**Description of the task**
Extract all of the data and reproduce it precisely.
* Begin *
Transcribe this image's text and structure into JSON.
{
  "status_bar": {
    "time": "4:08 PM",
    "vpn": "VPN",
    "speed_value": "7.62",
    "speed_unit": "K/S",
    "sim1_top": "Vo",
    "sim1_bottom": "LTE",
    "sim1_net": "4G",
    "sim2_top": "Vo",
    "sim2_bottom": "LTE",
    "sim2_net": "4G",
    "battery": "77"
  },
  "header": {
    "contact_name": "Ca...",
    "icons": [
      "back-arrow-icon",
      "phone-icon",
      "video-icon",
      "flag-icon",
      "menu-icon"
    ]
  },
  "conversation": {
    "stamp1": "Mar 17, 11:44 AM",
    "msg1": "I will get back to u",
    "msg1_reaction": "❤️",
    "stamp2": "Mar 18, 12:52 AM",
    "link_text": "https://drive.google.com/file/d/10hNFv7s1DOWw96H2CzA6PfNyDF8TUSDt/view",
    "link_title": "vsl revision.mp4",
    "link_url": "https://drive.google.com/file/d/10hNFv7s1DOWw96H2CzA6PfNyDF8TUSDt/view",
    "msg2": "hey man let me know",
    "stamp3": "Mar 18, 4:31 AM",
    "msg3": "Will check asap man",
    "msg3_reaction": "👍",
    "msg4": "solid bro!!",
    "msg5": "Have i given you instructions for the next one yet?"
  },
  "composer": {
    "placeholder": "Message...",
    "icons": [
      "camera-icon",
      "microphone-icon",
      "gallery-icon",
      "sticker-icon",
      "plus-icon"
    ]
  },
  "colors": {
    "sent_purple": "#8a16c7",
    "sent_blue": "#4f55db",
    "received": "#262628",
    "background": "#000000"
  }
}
* End *
**Written solution**
Transcribe this image's text and structure into JSON.
{
  "status_bar": {
    "time": "4:08 PM",
    "vpn": "VPN",
    "speed_value": "7.62",
    "speed_unit": "K/S",
    "sim1_top": "Vo",
    "sim1_bottom": "LTE",
    "sim1_net": "4G",
    "sim2_top": "Vo",
    "sim2_bottom": "LTE",
    "sim2_net": "4G",
    "battery": "77"
  },
  "header": {
    "contact_name": "Ca...",
    "icons": [
      "back-arrow-icon",
      "phone-icon",
      "video-icon",
      "flag-icon",
      "menu-icon"
    ]
  },
  "conversation": {
    "stamp1": "Mar 17, 11:44 AM",
    "msg1": "I will get back to u",
    "msg1_reaction": "❤️",
    "stamp2": "Mar 18, 12:52 AM",
    "link_text": "https://drive.google.com/file/d/10hNFv7s1DOWw96H2CzA6PfNyDF8TUSDt/view",
    "link_title": "vsl revision.mp4",
    "link_url": "https://drive.google.com/file/d/10hNFv7s1DOWw96H2CzA6PfNyDF8TUSDt/view",
    "msg2": "hey man let me know",
    "stamp3": "Mar 18, 4:31 AM",
    "msg3": "Will check asap man",
    "msg3_reaction": "👍",
    "msg4": "solid bro!!",
    "msg5": "Have i given you instructions for the next one yet?"
  },
  "composer": {
    "placeholder": "Message...",
    "icons": [
      "camera-icon",
      "microphone-icon",
      "gallery-icon",
      "sticker-icon",
      "plus-icon"
    ]
  },
  "colors": {
    "sent_purple": "#8a16c7",
    "sent_blue": "#4f55db",
    "received": "#262628",
    "background": "#000000"
  }
}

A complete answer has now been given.